Dataset excerpt
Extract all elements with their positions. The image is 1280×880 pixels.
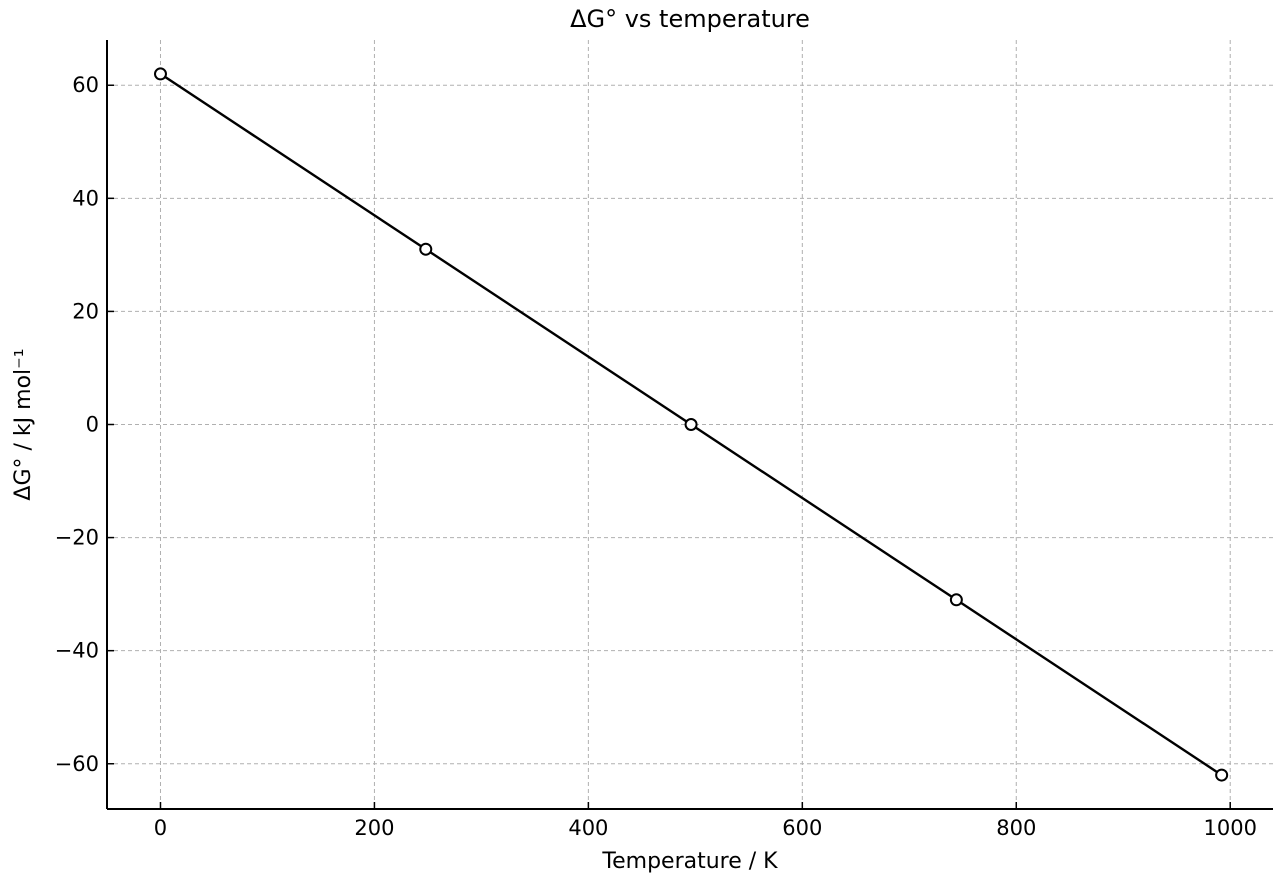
data-point	[949, 593, 963, 607]
x-tick-label: 800	[996, 816, 1036, 840]
y-tick-label: −40	[55, 639, 99, 663]
x-tick-label: 0	[154, 816, 167, 840]
x-tick-label: 1000	[1203, 816, 1256, 840]
y-tick-label: 60	[72, 73, 99, 97]
series	[153, 67, 1229, 782]
chart-title: ΔG° vs temperature	[570, 5, 810, 33]
x-tick-label: 600	[782, 816, 822, 840]
data-point	[153, 67, 167, 81]
y-tick-label: 40	[72, 186, 99, 210]
y-tick-label: −20	[55, 526, 99, 550]
y-axis-label: ΔG° / kJ mol⁻¹	[11, 348, 36, 500]
x-tick-label: 200	[354, 816, 394, 840]
data-point	[419, 242, 433, 256]
data-point	[684, 418, 698, 431]
y-tick-label: 0	[86, 413, 99, 437]
x-axis-label: Temperature / K	[601, 849, 778, 874]
y-ticks: 60 40 20 0 −20 −40 −60	[55, 73, 114, 776]
y-tick-label: 20	[72, 299, 99, 323]
x-ticks: 0 200 400 600 800 1000	[154, 802, 1257, 840]
data-point	[1215, 768, 1229, 782]
y-tick-label: −60	[55, 752, 99, 776]
x-tick-label: 400	[568, 816, 608, 840]
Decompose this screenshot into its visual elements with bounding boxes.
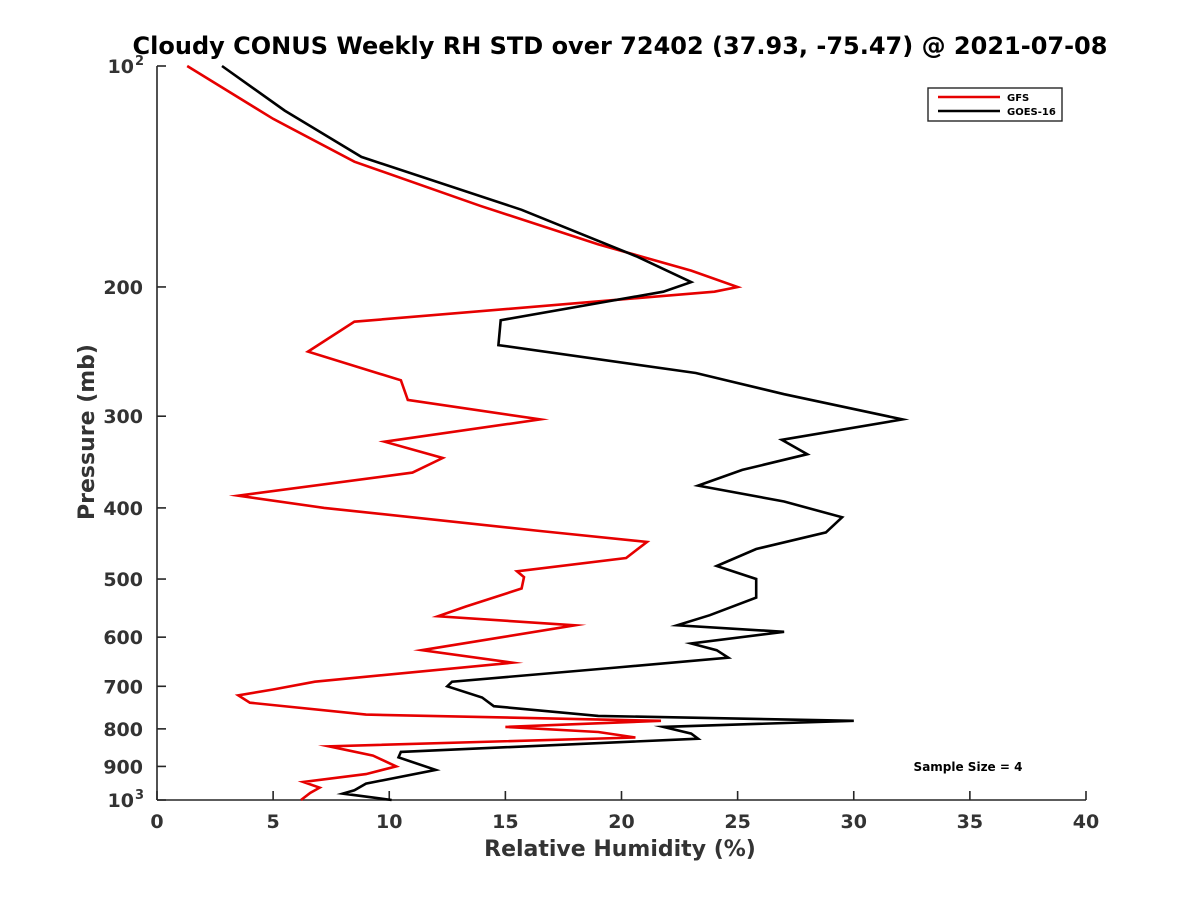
legend-box [927,87,1063,122]
x-tick-label: 5 [267,811,280,833]
y-tick-label: 400 [103,498,143,520]
x-tick-label: 30 [841,811,867,833]
y-tick-label: 700 [103,676,143,698]
x-tick-label: 10 [376,811,402,833]
x-tick-label: 25 [724,811,750,833]
y-tick-label: 200 [103,277,143,299]
y-tick-exponent: 2 [135,54,144,69]
y-tick-label: 500 [103,569,143,591]
y-tick-label: 10 [108,790,134,812]
x-axis-label: Relative Humidity (%) [484,837,756,862]
legend-label: GFS [1007,93,1029,104]
x-tick-label: 35 [957,811,983,833]
legend-label: GOES-16 [1007,107,1056,118]
x-tick-label: 20 [608,811,634,833]
y-tick-exponent: 3 [135,788,144,803]
series-layer [186,64,910,802]
y-tick-label: 900 [103,756,143,778]
y-tick-label: 600 [103,627,143,649]
x-tick-label: 15 [492,811,518,833]
y-tick-label: 300 [103,406,143,428]
chart-title: Cloudy CONUS Weekly RH STD over 72402 (3… [133,32,1108,60]
series-line-goes-16 [221,64,910,802]
y-tick-label: 10 [108,56,134,78]
y-tick-label: 800 [103,719,143,741]
legend: GFS GOES-16 [927,87,1063,122]
sample-size-annotation: Sample Size = 4 [914,760,1023,774]
x-tick-label: 40 [1073,811,1099,833]
x-tick-label: 0 [150,811,163,833]
series-line-gfs [186,64,743,802]
y-axis-label: Pressure (mb) [75,344,100,520]
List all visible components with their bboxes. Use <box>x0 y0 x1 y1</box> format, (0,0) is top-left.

> **TASK GOAL**: Could you copy out, character for character, the lines of the data that begin with the one containing "593, 963, 607]" and end with the one containing "526, 99, 550]", including both of those lines?

> **ANSWER FOR THE TASK**:
data-point	[949, 593, 963, 607]
x-tick-label: 800	[996, 816, 1036, 840]
y-tick-label: −40	[55, 639, 99, 663]
x-tick-label: 0	[154, 816, 167, 840]
x-tick-label: 1000	[1203, 816, 1256, 840]
y-tick-label: 60	[72, 73, 99, 97]
series	[153, 67, 1229, 782]
chart-title: ΔG° vs temperature	[570, 5, 810, 33]
x-tick-label: 600	[782, 816, 822, 840]
data-point	[153, 67, 167, 81]
y-tick-label: 40	[72, 186, 99, 210]
y-tick-label: −20	[55, 526, 99, 550]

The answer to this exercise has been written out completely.